» PROBLEM STATEMENT: Within this material, how many lines have the string "help" in them? The answer is a number, with nothing added.

╭─ RECORD EXTRACTS

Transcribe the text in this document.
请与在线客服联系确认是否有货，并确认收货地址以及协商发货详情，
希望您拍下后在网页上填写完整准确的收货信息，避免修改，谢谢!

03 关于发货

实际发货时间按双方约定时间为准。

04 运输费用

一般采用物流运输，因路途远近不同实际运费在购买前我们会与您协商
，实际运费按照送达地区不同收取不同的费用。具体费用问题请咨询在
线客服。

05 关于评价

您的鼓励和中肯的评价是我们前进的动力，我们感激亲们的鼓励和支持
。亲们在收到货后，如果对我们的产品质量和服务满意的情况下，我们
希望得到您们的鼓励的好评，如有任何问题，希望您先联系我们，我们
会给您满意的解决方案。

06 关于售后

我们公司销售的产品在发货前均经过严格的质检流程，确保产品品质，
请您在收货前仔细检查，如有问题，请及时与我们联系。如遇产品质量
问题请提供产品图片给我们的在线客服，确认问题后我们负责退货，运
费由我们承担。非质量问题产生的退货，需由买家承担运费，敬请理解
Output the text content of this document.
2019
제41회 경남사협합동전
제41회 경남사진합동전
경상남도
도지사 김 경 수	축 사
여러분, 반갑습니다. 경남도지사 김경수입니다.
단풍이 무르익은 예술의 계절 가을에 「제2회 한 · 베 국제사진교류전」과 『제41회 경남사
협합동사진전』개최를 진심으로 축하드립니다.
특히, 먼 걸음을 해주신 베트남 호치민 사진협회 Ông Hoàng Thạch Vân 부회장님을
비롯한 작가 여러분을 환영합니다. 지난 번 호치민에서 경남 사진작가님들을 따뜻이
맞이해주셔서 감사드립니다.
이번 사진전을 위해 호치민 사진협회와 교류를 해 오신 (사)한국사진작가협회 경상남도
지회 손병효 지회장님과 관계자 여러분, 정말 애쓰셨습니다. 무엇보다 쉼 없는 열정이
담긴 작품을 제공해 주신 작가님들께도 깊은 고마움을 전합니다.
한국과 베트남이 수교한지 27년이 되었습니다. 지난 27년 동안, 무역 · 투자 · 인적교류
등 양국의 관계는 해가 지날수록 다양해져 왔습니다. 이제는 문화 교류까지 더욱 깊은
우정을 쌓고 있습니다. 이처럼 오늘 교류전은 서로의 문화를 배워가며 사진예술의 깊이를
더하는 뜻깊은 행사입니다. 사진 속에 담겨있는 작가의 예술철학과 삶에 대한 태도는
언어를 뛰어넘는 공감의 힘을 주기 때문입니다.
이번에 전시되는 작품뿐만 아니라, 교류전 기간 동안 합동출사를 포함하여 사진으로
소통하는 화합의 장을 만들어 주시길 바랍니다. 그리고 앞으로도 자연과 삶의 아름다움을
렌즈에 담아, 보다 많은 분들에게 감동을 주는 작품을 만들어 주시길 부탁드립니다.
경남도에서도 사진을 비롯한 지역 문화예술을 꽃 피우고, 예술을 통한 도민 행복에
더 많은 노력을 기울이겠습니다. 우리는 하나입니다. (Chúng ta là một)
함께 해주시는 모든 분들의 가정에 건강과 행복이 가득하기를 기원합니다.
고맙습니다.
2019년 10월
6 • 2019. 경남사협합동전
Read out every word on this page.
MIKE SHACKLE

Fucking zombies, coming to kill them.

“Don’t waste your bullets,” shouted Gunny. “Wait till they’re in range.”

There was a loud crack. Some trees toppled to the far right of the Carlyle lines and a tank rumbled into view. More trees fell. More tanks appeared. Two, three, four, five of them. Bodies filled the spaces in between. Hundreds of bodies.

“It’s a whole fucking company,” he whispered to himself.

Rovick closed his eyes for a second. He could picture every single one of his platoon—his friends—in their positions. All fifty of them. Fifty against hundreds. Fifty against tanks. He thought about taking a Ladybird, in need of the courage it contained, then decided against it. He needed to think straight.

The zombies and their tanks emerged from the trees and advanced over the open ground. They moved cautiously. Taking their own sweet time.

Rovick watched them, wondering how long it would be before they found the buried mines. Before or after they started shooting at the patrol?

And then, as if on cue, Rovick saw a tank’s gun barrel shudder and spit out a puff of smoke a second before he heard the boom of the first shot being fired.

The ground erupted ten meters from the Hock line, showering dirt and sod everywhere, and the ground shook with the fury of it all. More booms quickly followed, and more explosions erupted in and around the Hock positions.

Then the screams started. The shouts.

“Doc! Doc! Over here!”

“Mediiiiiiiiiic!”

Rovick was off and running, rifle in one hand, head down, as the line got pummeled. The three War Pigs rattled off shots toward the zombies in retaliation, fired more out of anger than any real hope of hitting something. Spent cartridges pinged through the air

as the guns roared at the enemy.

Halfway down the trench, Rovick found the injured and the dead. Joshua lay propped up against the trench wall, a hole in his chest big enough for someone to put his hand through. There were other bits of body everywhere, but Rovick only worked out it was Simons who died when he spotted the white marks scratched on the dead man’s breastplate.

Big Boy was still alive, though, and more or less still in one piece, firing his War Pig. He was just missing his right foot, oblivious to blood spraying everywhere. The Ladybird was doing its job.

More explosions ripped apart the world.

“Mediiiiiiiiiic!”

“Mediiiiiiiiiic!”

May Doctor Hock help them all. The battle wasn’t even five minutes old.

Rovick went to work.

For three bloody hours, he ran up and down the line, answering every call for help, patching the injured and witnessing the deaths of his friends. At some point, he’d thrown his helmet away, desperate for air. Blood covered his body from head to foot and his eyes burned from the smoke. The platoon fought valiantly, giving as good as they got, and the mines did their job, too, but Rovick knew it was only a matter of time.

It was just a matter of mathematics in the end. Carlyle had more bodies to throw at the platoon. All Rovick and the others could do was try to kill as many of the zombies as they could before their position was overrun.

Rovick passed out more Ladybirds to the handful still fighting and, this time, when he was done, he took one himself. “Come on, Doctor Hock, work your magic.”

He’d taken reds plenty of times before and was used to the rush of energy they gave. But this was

╰─

» TASK RESULT: 2